Exercise goal ->
Every entry must be repeated exactly. Exclude all pictures.

-- Start Records provided --

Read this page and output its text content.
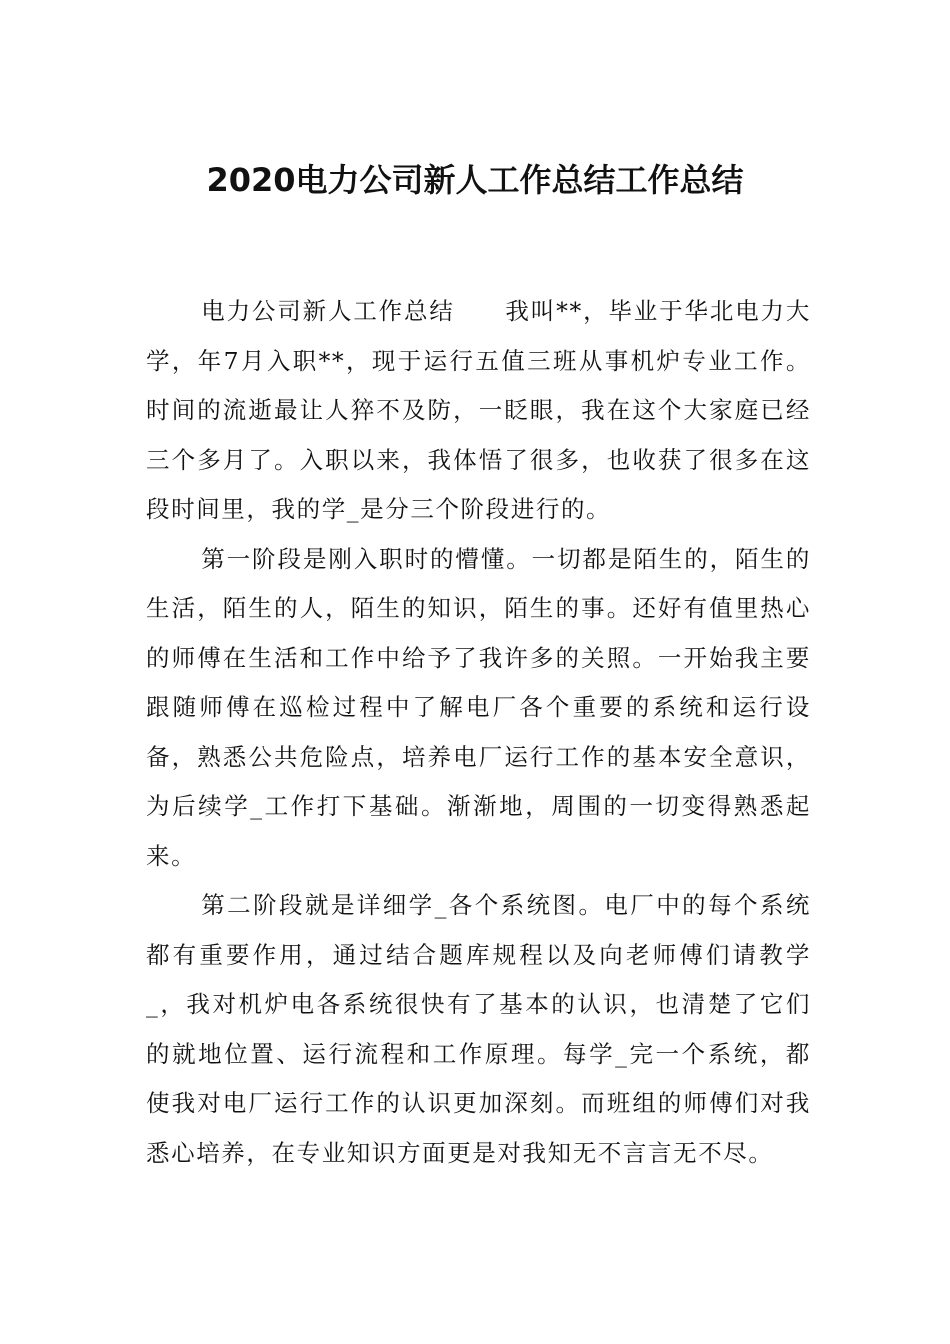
2020电力公司新人工作总结工作总结

电力公司新人工作总结　　我叫**，毕业于华北电力大学，年7月入职**，现于运行五值三班从事机炉专业工作。时间的流逝最让人猝不及防，一眨眼，我在这个大家庭已经三个多月了。入职以来，我体悟了很多，也收获了很多在这段时间里，我的学_是分三个阶段进行的。

第一阶段是刚入职时的懵懂。一切都是陌生的，陌生的生活，陌生的人，陌生的知识，陌生的事。还好有值里热心的师傅在生活和工作中给予了我许多的关照。一开始我主要跟随师傅在巡检过程中了解电厂各个重要的系统和运行设备，熟悉公共危险点，培养电厂运行工作的基本安全意识，为后续学_工作打下基础。渐渐地，周围的一切变得熟悉起来。

第二阶段就是详细学_各个系统图。电厂中的每个系统都有重要作用，通过结合题库规程以及向老师傅们请教学_，我对机炉电各系统很快有了基本的认识，也清楚了它们的就地位置、运行流程和工作原理。每学_完一个系统，都使我对电厂运行工作的认识更加深刻。而班组的师傅们对我悉心培养，在专业知识方面更是对我知无不言言无不尽。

-- End Records provided --

Exercise response ->
Read this page and output its text content.
2020电力公司新人工作总结工作总结

电力公司新人工作总结　　我叫**，毕业于华北电力大学，年7月入职**，现于运行五值三班从事机炉专业工作。时间的流逝最让人猝不及防，一眨眼，我在这个大家庭已经三个多月了。入职以来，我体悟了很多，也收获了很多在这段时间里，我的学_是分三个阶段进行的。

第一阶段是刚入职时的懵懂。一切都是陌生的，陌生的生活，陌生的人，陌生的知识，陌生的事。还好有值里热心的师傅在生活和工作中给予了我许多的关照。一开始我主要跟随师傅在巡检过程中了解电厂各个重要的系统和运行设备，熟悉公共危险点，培养电厂运行工作的基本安全意识，为后续学_工作打下基础。渐渐地，周围的一切变得熟悉起来。

第二阶段就是详细学_各个系统图。电厂中的每个系统都有重要作用，通过结合题库规程以及向老师傅们请教学_，我对机炉电各系统很快有了基本的认识，也清楚了它们的就地位置、运行流程和工作原理。每学_完一个系统，都使我对电厂运行工作的认识更加深刻。而班组的师傅们对我悉心培养，在专业知识方面更是对我知无不言言无不尽。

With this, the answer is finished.